== Supplied data ==
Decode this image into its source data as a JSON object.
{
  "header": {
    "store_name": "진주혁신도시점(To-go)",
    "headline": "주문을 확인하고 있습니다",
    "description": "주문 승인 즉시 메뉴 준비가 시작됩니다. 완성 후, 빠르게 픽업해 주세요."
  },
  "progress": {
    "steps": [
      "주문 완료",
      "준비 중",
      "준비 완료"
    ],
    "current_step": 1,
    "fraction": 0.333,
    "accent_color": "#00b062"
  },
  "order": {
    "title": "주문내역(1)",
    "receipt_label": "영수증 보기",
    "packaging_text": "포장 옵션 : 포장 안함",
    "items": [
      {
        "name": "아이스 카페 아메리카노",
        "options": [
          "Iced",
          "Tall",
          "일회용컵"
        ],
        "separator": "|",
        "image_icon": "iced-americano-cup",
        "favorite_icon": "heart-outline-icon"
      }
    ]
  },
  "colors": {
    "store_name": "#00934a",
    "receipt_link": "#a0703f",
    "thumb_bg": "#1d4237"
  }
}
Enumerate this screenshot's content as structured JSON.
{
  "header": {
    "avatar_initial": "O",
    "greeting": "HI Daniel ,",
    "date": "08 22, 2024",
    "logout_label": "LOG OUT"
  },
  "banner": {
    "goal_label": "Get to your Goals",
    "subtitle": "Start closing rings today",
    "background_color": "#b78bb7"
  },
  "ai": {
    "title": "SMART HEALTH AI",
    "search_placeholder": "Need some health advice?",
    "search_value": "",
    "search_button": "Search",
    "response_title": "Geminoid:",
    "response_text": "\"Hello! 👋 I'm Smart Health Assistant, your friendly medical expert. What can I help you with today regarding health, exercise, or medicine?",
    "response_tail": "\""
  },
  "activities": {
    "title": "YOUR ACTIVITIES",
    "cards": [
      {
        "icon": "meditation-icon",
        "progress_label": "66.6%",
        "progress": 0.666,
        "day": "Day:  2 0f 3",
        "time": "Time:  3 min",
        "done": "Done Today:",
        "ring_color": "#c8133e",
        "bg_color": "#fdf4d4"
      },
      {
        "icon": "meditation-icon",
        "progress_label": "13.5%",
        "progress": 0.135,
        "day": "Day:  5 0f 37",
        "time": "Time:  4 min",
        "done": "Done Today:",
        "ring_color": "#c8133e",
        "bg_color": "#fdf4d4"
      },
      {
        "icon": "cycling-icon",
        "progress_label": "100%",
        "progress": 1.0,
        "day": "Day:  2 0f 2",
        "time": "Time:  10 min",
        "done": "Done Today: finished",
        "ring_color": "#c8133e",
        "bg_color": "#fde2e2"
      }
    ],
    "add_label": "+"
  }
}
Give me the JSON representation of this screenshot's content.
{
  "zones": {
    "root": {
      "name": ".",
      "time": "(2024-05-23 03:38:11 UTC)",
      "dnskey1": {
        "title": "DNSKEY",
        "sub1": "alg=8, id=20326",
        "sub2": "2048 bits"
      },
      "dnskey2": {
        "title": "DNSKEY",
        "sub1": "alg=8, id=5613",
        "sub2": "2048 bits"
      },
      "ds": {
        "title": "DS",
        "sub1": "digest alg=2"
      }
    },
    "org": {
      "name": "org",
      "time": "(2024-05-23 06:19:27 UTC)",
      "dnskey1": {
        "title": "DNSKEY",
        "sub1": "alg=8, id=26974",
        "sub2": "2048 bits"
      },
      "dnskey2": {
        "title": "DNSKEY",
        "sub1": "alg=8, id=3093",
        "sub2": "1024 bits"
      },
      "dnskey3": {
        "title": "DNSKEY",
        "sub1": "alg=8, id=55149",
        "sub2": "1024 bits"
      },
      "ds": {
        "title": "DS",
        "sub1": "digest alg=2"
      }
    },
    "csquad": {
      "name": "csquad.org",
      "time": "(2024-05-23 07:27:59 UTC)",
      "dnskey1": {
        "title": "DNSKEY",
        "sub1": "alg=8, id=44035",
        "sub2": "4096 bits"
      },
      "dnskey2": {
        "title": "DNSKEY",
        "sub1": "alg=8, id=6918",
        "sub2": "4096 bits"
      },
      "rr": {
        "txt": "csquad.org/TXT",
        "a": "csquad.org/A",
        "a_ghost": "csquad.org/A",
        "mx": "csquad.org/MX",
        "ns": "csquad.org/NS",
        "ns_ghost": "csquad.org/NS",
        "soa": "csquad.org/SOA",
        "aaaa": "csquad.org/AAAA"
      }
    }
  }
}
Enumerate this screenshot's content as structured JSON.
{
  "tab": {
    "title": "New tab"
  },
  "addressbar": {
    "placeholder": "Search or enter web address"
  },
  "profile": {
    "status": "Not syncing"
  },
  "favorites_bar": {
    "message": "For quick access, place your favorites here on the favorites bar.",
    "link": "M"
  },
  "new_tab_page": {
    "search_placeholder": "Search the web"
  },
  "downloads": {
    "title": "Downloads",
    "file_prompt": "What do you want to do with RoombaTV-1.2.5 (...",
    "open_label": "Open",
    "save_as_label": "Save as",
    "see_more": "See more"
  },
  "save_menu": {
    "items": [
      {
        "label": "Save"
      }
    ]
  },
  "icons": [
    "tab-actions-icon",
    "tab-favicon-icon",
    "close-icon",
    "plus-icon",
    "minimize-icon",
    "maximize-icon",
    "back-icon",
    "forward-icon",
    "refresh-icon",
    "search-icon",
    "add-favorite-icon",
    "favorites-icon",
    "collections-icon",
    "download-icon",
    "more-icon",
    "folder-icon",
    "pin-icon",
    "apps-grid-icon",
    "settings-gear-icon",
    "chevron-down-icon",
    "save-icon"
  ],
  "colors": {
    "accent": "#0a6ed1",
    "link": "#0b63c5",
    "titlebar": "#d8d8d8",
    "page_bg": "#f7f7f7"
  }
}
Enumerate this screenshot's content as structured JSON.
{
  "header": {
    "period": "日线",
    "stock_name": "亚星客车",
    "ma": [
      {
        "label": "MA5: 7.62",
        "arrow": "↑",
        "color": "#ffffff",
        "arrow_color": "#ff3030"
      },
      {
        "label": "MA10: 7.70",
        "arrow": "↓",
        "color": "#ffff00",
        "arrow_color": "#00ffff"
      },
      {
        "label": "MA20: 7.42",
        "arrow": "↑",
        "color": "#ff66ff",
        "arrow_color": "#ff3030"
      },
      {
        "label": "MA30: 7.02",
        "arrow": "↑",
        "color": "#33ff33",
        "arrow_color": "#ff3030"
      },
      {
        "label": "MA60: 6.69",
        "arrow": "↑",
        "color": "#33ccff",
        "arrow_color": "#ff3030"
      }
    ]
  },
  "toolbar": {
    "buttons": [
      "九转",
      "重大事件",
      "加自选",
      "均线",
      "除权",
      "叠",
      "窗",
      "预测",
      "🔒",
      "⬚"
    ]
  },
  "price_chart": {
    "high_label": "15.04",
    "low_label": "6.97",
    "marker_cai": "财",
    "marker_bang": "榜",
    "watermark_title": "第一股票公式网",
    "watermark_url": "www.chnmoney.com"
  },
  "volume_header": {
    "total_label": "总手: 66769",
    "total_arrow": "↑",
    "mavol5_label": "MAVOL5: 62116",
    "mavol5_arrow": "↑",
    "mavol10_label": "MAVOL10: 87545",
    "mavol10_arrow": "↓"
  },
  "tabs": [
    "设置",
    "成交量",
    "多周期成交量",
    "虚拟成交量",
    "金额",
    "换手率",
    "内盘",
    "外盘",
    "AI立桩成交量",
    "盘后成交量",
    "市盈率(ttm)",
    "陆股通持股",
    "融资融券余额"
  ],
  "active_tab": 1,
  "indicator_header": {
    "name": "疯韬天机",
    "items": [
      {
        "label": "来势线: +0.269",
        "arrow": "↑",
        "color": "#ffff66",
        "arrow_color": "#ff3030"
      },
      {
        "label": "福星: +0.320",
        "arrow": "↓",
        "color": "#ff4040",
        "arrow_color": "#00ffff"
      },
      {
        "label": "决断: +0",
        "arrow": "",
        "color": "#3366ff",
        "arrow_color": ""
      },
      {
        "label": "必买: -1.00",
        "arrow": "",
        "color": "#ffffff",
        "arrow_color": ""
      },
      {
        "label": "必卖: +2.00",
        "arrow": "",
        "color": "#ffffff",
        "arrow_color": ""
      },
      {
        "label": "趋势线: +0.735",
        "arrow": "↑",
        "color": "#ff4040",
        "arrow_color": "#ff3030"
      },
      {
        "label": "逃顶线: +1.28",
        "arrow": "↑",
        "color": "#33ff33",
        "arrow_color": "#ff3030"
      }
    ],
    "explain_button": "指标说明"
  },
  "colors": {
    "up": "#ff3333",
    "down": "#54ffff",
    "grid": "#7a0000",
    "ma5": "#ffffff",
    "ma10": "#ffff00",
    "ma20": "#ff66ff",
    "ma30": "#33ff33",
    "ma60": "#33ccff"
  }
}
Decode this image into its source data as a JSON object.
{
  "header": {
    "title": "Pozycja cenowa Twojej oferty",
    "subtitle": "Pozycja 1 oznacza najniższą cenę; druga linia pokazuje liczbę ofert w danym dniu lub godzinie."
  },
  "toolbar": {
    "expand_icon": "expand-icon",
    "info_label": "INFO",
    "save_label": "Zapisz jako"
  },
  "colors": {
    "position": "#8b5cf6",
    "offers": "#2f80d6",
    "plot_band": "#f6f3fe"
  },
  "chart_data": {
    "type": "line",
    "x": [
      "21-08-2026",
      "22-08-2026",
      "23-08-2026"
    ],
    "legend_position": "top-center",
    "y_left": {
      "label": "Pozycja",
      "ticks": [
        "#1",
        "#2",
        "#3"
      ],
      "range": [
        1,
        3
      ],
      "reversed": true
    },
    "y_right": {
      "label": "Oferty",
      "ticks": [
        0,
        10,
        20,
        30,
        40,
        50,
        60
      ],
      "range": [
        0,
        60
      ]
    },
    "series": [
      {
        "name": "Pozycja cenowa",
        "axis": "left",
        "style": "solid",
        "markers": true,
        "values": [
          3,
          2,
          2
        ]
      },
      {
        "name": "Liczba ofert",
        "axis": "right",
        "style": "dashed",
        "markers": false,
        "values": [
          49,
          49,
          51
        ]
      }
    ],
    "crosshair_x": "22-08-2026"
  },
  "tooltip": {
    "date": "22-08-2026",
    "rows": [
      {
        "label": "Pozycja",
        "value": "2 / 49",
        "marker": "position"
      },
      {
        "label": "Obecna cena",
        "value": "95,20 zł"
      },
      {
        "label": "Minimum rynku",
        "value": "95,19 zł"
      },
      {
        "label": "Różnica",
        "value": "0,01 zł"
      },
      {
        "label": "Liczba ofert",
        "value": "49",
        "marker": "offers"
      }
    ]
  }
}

== Given problem ==
Reproduce each line of the entries in which the word "Pozycja" is found.

== Solution ==
    "title": "Pozycja cenowa Twojej oferty",
    "subtitle": "Pozycja 1 oznacza najniższą cenę; druga linia pokazuje liczbę ofert w danym dniu lub godzinie."
      "label": "Pozycja",
        "name": "Pozycja cenowa",
        "label": "Pozycja",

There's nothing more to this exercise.